* _Problem to work on_: Copy all lines in which the word "area" can be found.
— Begin —
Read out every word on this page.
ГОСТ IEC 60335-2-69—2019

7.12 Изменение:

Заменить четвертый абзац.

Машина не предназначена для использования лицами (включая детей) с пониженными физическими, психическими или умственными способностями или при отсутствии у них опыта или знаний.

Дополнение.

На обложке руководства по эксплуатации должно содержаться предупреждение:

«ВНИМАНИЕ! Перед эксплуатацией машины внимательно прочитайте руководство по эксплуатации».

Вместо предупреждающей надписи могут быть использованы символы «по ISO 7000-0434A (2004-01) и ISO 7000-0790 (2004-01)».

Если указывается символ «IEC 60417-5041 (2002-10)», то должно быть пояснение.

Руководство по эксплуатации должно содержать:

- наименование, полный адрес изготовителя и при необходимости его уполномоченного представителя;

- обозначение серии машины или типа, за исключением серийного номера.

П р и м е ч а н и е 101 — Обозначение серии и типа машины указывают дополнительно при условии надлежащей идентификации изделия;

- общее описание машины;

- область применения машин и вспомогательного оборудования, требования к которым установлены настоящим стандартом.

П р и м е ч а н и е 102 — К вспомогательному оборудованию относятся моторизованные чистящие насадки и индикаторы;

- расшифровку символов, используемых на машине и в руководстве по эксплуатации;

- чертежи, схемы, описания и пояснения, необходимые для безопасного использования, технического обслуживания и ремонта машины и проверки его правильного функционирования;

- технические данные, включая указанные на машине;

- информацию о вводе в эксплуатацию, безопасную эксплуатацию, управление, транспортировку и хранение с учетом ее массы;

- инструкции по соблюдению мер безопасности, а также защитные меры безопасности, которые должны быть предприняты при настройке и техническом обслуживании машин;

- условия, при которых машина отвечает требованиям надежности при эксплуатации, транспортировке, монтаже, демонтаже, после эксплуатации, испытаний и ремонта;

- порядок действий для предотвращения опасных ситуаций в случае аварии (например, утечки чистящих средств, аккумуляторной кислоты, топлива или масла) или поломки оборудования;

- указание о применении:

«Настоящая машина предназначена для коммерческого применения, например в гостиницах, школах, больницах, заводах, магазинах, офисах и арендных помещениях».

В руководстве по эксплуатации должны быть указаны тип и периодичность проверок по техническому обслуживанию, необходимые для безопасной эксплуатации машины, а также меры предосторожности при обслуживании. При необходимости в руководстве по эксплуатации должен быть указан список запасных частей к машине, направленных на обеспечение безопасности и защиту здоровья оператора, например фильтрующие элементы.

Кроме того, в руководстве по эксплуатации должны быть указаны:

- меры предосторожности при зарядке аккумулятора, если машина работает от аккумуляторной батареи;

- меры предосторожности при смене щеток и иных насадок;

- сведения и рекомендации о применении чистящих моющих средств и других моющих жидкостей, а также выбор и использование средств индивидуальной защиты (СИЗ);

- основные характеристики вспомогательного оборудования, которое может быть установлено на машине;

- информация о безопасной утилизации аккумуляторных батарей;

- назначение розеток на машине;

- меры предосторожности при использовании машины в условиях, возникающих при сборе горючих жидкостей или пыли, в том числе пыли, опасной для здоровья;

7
— End —
— Begin —
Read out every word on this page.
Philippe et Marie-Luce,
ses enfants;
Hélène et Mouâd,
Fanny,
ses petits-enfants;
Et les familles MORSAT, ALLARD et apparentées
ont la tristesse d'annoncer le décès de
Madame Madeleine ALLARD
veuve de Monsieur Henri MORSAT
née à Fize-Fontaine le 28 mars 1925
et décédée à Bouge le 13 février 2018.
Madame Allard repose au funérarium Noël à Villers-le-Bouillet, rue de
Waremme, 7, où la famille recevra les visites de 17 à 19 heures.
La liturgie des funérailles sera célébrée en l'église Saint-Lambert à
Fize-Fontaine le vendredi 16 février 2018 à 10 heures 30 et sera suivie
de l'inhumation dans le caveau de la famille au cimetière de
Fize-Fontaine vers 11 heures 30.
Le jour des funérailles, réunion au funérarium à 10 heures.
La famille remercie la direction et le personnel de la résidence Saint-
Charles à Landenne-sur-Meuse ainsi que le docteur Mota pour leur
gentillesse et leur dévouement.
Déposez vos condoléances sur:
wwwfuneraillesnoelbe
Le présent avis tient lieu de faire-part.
— End —
— Begin —
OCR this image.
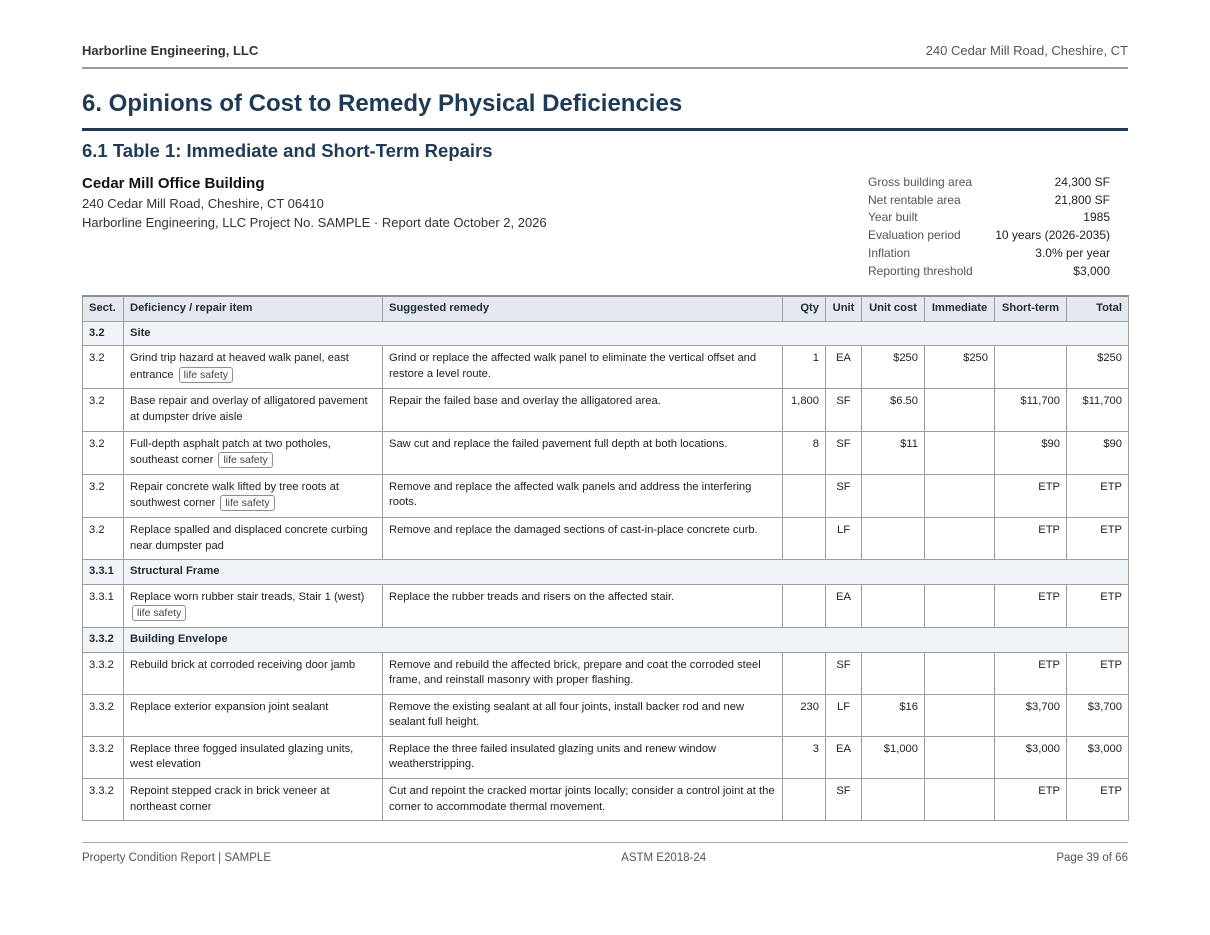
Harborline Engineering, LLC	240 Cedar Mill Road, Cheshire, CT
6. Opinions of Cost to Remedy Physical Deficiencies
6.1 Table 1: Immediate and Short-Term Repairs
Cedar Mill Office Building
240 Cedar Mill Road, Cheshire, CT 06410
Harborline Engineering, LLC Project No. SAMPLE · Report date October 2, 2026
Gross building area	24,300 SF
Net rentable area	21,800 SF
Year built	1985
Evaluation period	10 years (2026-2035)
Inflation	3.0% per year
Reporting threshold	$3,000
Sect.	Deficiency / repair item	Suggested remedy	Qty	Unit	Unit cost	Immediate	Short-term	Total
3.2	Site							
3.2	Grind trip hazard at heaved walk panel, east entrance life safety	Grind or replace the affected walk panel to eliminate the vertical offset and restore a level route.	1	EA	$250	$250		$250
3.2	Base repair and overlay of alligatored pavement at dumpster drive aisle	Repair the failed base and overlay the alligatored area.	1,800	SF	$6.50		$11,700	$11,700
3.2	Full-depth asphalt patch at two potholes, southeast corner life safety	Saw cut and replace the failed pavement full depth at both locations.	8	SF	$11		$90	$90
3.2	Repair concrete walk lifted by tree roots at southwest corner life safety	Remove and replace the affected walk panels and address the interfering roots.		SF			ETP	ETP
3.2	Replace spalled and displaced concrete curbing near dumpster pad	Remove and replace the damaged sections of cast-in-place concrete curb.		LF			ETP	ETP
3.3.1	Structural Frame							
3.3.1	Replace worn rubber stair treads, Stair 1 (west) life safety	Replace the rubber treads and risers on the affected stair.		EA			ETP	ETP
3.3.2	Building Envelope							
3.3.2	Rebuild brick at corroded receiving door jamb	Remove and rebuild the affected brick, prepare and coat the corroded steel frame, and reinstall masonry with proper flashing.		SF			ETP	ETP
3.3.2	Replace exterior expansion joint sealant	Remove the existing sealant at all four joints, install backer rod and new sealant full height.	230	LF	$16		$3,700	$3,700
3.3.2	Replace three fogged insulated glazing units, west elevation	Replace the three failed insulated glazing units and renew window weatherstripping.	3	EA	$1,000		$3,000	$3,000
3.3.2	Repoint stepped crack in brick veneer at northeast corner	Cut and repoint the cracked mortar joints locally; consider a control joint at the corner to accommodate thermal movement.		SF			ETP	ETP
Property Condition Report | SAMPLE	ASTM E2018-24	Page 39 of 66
— End —
* _Task solution_:
Gross building area	24,300 SF
Net rentable area	21,800 SF
3.2	Base repair and overlay of alligatored pavement at dumpster drive aisle	Repair the failed base and overlay the alligatored area.	1,800	SF	$6.50		$11,700	$11,700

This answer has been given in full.